— start INPUT DATA —

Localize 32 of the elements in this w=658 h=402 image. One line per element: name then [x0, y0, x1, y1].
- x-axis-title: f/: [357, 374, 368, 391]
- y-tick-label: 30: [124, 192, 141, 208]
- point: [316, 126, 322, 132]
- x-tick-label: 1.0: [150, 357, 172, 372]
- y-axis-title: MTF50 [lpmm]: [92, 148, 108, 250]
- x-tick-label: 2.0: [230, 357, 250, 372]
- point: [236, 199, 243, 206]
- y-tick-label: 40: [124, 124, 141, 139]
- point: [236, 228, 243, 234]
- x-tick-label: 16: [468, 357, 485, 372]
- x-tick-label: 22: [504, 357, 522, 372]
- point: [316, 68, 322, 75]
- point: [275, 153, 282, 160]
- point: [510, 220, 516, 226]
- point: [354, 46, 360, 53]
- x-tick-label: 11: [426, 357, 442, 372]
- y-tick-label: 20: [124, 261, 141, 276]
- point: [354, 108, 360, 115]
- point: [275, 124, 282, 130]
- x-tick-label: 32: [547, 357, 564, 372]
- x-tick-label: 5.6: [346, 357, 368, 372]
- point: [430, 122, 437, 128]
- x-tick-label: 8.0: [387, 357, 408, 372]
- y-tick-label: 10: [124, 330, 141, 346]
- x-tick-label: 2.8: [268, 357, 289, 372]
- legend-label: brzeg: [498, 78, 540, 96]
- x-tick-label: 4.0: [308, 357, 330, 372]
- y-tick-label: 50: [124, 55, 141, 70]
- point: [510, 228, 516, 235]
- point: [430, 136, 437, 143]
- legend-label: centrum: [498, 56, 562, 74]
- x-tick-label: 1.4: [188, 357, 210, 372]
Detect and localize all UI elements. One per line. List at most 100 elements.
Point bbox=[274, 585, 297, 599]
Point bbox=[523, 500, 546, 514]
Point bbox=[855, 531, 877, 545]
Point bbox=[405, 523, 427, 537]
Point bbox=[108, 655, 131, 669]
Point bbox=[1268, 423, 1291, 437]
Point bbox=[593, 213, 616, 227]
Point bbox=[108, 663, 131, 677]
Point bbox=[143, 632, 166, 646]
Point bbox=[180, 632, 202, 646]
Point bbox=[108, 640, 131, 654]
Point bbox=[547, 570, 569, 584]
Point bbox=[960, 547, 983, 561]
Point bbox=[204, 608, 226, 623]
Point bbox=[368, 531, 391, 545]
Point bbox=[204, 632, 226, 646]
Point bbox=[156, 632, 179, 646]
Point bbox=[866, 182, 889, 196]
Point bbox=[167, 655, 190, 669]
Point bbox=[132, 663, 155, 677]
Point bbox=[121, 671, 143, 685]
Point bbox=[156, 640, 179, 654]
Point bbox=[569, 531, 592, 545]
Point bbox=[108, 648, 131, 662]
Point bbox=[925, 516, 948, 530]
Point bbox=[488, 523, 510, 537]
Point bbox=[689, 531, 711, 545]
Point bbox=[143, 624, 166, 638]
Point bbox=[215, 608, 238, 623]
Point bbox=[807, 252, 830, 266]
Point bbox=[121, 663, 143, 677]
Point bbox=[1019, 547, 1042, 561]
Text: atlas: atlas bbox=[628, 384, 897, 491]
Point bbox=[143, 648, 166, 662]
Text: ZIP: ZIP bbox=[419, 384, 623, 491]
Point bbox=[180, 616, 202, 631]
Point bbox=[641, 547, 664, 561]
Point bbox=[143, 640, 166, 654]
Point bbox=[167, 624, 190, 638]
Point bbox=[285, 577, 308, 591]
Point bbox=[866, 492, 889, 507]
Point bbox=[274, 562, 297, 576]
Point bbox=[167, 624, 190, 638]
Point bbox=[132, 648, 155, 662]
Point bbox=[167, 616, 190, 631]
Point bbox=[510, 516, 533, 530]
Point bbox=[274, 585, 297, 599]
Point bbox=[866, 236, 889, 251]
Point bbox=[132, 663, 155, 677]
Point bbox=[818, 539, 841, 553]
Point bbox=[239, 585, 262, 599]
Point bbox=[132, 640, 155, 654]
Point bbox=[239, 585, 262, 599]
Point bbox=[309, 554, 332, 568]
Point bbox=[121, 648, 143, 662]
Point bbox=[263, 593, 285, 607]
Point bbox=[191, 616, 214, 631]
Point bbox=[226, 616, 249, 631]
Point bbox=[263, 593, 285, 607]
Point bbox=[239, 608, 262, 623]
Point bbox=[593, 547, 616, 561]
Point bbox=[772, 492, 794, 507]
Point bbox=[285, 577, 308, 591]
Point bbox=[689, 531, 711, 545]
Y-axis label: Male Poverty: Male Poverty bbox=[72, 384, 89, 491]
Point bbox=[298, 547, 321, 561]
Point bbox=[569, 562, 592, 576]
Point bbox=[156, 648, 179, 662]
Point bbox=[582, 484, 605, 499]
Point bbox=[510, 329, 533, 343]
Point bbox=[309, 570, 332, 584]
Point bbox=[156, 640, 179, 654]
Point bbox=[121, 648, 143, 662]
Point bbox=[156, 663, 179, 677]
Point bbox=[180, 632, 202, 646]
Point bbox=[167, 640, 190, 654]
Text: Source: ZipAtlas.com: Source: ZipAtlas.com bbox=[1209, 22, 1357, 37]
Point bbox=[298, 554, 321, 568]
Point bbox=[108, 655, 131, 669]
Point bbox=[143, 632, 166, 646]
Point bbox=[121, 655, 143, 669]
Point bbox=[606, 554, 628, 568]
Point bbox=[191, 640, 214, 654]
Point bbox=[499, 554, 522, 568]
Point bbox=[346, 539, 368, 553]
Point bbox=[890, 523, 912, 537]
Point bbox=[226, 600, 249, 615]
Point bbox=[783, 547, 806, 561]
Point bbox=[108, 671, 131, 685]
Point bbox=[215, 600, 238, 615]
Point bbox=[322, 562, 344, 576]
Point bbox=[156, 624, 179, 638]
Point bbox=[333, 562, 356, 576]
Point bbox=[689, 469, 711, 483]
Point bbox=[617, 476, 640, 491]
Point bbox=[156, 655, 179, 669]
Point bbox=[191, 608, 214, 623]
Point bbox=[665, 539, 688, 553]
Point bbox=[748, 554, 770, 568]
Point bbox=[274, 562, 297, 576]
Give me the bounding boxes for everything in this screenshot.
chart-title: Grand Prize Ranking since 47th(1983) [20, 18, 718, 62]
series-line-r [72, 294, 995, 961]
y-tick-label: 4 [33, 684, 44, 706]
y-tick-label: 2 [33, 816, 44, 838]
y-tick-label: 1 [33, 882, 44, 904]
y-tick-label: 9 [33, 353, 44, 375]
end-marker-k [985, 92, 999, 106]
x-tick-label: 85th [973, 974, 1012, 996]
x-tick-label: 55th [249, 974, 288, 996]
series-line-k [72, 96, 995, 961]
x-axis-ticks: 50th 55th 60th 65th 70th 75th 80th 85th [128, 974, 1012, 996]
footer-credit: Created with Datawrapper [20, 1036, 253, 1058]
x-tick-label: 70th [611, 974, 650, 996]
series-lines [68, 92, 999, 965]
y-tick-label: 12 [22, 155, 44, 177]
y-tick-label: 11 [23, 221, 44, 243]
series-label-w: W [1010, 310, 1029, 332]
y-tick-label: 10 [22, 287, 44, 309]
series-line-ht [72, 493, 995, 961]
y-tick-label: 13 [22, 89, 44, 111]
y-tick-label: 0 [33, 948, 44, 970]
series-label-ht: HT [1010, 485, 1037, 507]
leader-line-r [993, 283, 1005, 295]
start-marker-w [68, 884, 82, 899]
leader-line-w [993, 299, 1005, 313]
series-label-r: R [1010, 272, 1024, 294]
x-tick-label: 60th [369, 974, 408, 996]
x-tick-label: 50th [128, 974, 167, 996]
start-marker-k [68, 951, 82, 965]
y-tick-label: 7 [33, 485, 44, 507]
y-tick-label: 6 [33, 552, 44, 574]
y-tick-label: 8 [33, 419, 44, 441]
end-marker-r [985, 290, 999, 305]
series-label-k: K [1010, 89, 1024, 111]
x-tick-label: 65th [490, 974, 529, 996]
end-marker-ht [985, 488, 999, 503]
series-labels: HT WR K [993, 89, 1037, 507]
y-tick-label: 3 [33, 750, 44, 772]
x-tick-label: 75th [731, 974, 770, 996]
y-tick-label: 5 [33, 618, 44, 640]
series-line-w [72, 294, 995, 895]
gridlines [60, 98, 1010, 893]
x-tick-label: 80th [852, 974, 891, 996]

— end INPUT DATA —

WHAT THE TASK ASKS:
Print the lines of the records from the start of the records through the line that contains "- y-axis-title: MTF50", including that line.

SOLVED PROBLEM:
Localize 32 of the elements in this w=658 h=402 image. One line per element: name then [x0, y0, x1, y1].
- x-axis-title: f/: [357, 374, 368, 391]
- y-tick-label: 30: [124, 192, 141, 208]
- point: [316, 126, 322, 132]
- x-tick-label: 1.0: [150, 357, 172, 372]
- y-axis-title: MTF50 [lpmm]: [92, 148, 108, 250]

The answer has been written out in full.